**Exercise requirements:** Every entry below should be printed exactly, without its images.

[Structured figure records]
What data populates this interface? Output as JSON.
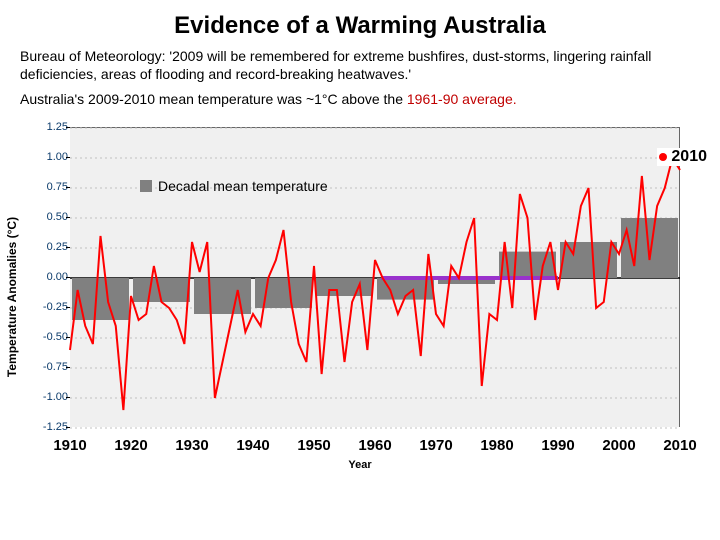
{
  "title": "Evidence of a Warming Australia",
  "para1": "Bureau of Meteorology: '2009 will be remembered for extreme bushfires, dust-storms, lingering rainfall deficiencies, areas of flooding and record-breaking heatwaves.'",
  "para2_a": "Australia's 2009-2010 mean temperature was ~1°C above the ",
  "para2_b": "1961-90 average.",
  "y_axis_label": "Temperature Anomalies (°C)",
  "x_axis_label": "Year",
  "y_ticks": [
    "1.25",
    "1.00",
    "0.75",
    "0.50",
    "0.25",
    "0.00",
    "-0.25",
    "-0.50",
    "-0.75",
    "-1.00",
    "-1.25"
  ],
  "x_ticks": [
    "1910",
    "1920",
    "1930",
    "1940",
    "1950",
    "1960",
    "1970",
    "1980",
    "1990",
    "2000",
    "2010"
  ],
  "annotation_2010": "2010",
  "legend_decadal": "Decadal mean temperature",
  "chart": {
    "type": "line+bar",
    "y_min": -1.25,
    "y_max": 1.25,
    "x_min": 1910,
    "x_max": 2010,
    "plot_bg": "#f0f0f0",
    "grid_color": "#c0c0c0",
    "line_color": "#ff0000",
    "line_width": 2,
    "bar_color": "#808080",
    "baseline_color": "#9932cc",
    "baseline_width": 4,
    "baseline_x": [
      1961,
      1990
    ],
    "decadal_bars": [
      {
        "x0": 1910,
        "x1": 1920,
        "v": -0.35
      },
      {
        "x0": 1920,
        "x1": 1930,
        "v": -0.2
      },
      {
        "x0": 1930,
        "x1": 1940,
        "v": -0.3
      },
      {
        "x0": 1940,
        "x1": 1950,
        "v": -0.25
      },
      {
        "x0": 1950,
        "x1": 1960,
        "v": -0.15
      },
      {
        "x0": 1960,
        "x1": 1970,
        "v": -0.18
      },
      {
        "x0": 1970,
        "x1": 1980,
        "v": -0.05
      },
      {
        "x0": 1980,
        "x1": 1990,
        "v": 0.22
      },
      {
        "x0": 1990,
        "x1": 2000,
        "v": 0.3
      },
      {
        "x0": 2000,
        "x1": 2010,
        "v": 0.5
      }
    ],
    "annual_series": [
      -0.6,
      -0.1,
      -0.4,
      -0.55,
      0.35,
      -0.2,
      -0.4,
      -1.1,
      -0.15,
      -0.35,
      -0.3,
      0.1,
      -0.2,
      -0.25,
      -0.35,
      -0.55,
      0.3,
      0.05,
      0.3,
      -1.0,
      -0.7,
      -0.4,
      -0.1,
      -0.45,
      -0.3,
      -0.4,
      0.0,
      0.15,
      0.4,
      -0.2,
      -0.55,
      -0.7,
      0.1,
      -0.8,
      -0.1,
      -0.1,
      -0.7,
      -0.2,
      -0.05,
      -0.6,
      0.15,
      0.0,
      -0.1,
      -0.3,
      -0.15,
      -0.1,
      -0.65,
      0.2,
      -0.3,
      -0.4,
      0.1,
      0.0,
      0.3,
      0.5,
      -0.9,
      -0.3,
      -0.35,
      0.3,
      -0.25,
      0.7,
      0.5,
      -0.35,
      0.1,
      0.3,
      -0.1,
      0.3,
      0.2,
      0.6,
      0.75,
      -0.25,
      -0.2,
      0.3,
      0.2,
      0.4,
      0.1,
      0.85,
      0.15,
      0.6,
      0.75,
      1.0,
      0.9
    ]
  }
}
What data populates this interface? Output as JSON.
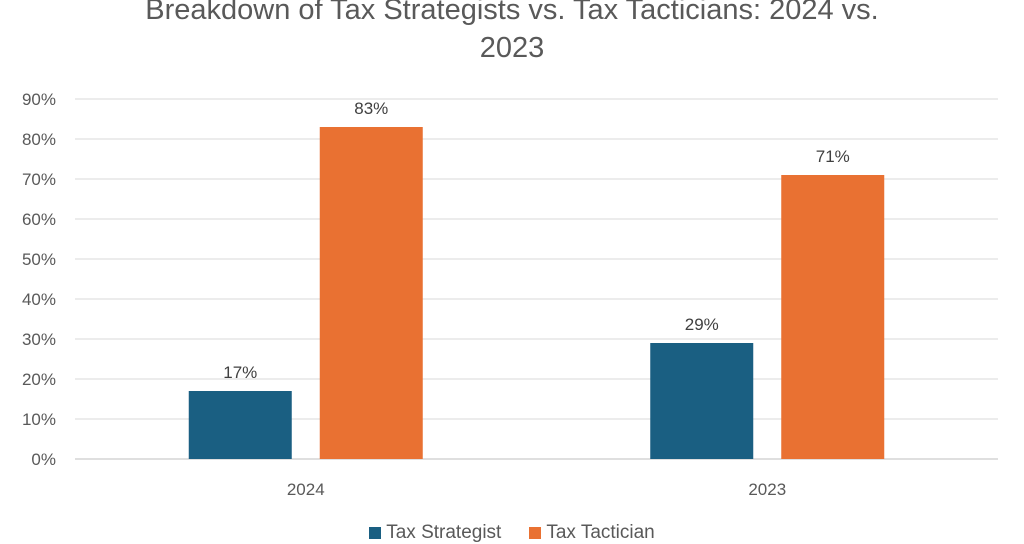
{
  "chart_data": {
    "type": "bar",
    "title_line1": "Breakdown of Tax Strategists vs. Tax Tacticians: 2024 vs.",
    "title_line2": "2023",
    "categories": [
      "2024",
      "2023"
    ],
    "series": [
      {
        "name": "Tax Strategist",
        "values": [
          17,
          29
        ],
        "labels": [
          "17%",
          "29%"
        ],
        "color": "#1a5f82"
      },
      {
        "name": "Tax Tactician",
        "values": [
          83,
          71
        ],
        "labels": [
          "83%",
          "71%"
        ],
        "color": "#e97132"
      }
    ],
    "ylim": [
      0,
      90
    ],
    "yticks": [
      "0%",
      "10%",
      "20%",
      "30%",
      "40%",
      "50%",
      "60%",
      "70%",
      "80%",
      "90%"
    ],
    "grid": true,
    "legend": "bottom"
  }
}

**Completed exercise:**
What data populates this interface? Output as JSON.
{
  "title": "Evidence of a Warming Australia",
  "para1": "Bureau of Meteorology: '2009 will be remembered for extreme bushfires, dust-storms, lingering rainfall deficiencies, areas of flooding and record-breaking heatwaves.'",
  "para2_a": "Australia's 2009-2010 mean temperature was ~1°C above the ",
  "para2_b": "1961-90 average.",
  "y_axis_label": "Temperature Anomalies (°C)",
  "x_axis_label": "Year",
  "y_ticks": [
    "1.25",
    "1.00",
    "0.75",
    "0.50",
    "0.25",
    "0.00",
    "-0.25",
    "-0.50",
    "-0.75",
    "-1.00",
    "-1.25"
  ],
  "x_ticks": [
    "1910",
    "1920",
    "1930",
    "1940",
    "1950",
    "1960",
    "1970",
    "1980",
    "1990",
    "2000",
    "2010"
  ],
  "annotation_2010": "2010",
  "legend_decadal": "Decadal mean temperature",
  "chart": {
    "type": "line+bar",
    "y_min": -1.25,
    "y_max": 1.25,
    "x_min": 1910,
    "x_max": 2010,
    "plot_bg": "#f0f0f0",
    "grid_color": "#c0c0c0",
    "line_color": "#ff0000",
    "line_width": 2,
    "bar_color": "#808080",
    "baseline_color": "#9932cc",
    "baseline_width": 4,
    "baseline_x": [
      1961,
      1990
    ],
    "decadal_bars": [
      {
        "x0": 1910,
        "x1": 1920,
        "v": -0.35
      },
      {
        "x0": 1920,
        "x1": 1930,
        "v": -0.2
      },
      {
        "x0": 1930,
        "x1": 1940,
        "v": -0.3
      },
      {
        "x0": 1940,
        "x1": 1950,
        "v": -0.25
      },
      {
        "x0": 1950,
        "x1": 1960,
        "v": -0.15
      },
      {
        "x0": 1960,
        "x1": 1970,
        "v": -0.18
      },
      {
        "x0": 1970,
        "x1": 1980,
        "v": -0.05
      },
      {
        "x0": 1980,
        "x1": 1990,
        "v": 0.22
      },
      {
        "x0": 1990,
        "x1": 2000,
        "v": 0.3
      },
      {
        "x0": 2000,
        "x1": 2010,
        "v": 0.5
      }
    ],
    "annual_series": [
      -0.6,
      -0.1,
      -0.4,
      -0.55,
      0.35,
      -0.2,
      -0.4,
      -1.1,
      -0.15,
      -0.35,
      -0.3,
      0.1,
      -0.2,
      -0.25,
      -0.35,
      -0.55,
      0.3,
      0.05,
      0.3,
      -1.0,
      -0.7,
      -0.4,
      -0.1,
      -0.45,
      -0.3,
      -0.4,
      0.0,
      0.15,
      0.4,
      -0.2,
      -0.55,
      -0.7,
      0.1,
      -0.8,
      -0.1,
      -0.1,
      -0.7,
      -0.2,
      -0.05,
      -0.6,
      0.15,
      0.0,
      -0.1,
      -0.3,
      -0.15,
      -0.1,
      -0.65,
      0.2,
      -0.3,
      -0.4,
      0.1,
      0.0,
      0.3,
      0.5,
      -0.9,
      -0.3,
      -0.35,
      0.3,
      -0.25,
      0.7,
      0.5,
      -0.35,
      0.1,
      0.3,
      -0.1,
      0.3,
      0.2,
      0.6,
      0.75,
      -0.25,
      -0.2,
      0.3,
      0.2,
      0.4,
      0.1,
      0.85,
      0.15,
      0.6,
      0.75,
      1.0,
      0.9
    ]
  }
}
What data populates this interface? Output as JSON.
{
  "chart_data": {
    "type": "bar",
    "title_line1": "Breakdown of Tax Strategists vs. Tax Tacticians: 2024 vs.",
    "title_line2": "2023",
    "categories": [
      "2024",
      "2023"
    ],
    "series": [
      {
        "name": "Tax Strategist",
        "values": [
          17,
          29
        ],
        "labels": [
          "17%",
          "29%"
        ],
        "color": "#1a5f82"
      },
      {
        "name": "Tax Tactician",
        "values": [
          83,
          71
        ],
        "labels": [
          "83%",
          "71%"
        ],
        "color": "#e97132"
      }
    ],
    "ylim": [
      0,
      90
    ],
    "yticks": [
      "0%",
      "10%",
      "20%",
      "30%",
      "40%",
      "50%",
      "60%",
      "70%",
      "80%",
      "90%"
    ],
    "grid": true,
    "legend": "bottom"
  }
}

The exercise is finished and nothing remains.